● Given exercise: Where a line holds the word "JSON", copy that line.

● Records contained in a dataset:
──────
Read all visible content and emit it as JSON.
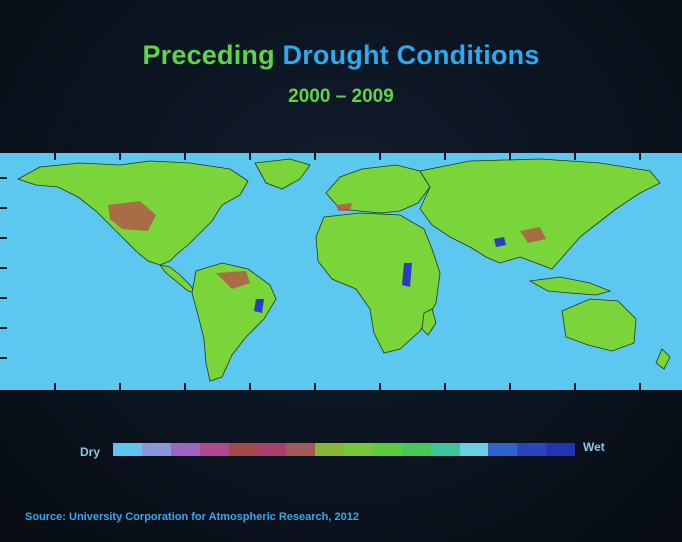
{
  "title": {
    "part1": "Preceding",
    "part2": "Drought Conditions"
  },
  "subtitle": "2000 – 2009",
  "legend": {
    "low_label": "Dry",
    "high_label": "Wet",
    "colors": [
      "#5fc4ef",
      "#8a97d8",
      "#9b66bf",
      "#b04a8e",
      "#a14a4a",
      "#a8406e",
      "#a05a5a",
      "#86b53a",
      "#74c83a",
      "#5ccc3c",
      "#46c85a",
      "#3ec49a",
      "#6acfe0",
      "#2f62cf",
      "#2a44c0",
      "#2432b4"
    ]
  },
  "map": {
    "ocean_color": "#5cc7ef",
    "land_color": "#7ad53b",
    "dry_color": "#b05a48",
    "wet_color": "#2a3fbf"
  },
  "source": "Source: University Corporation for Atmospheric Research, 2012"
}
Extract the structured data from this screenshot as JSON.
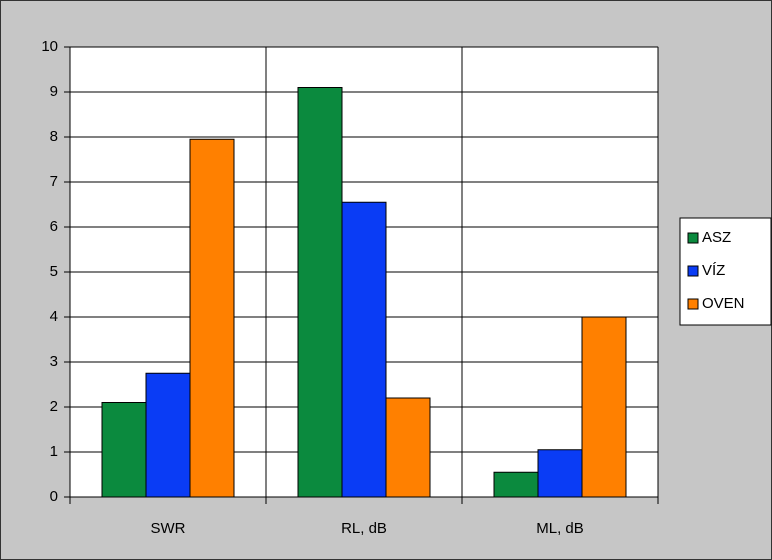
──────
● Answer to this exercise:
Read all visible content and emit it as JSON.
Extract the structured data from this screenshot as JSON.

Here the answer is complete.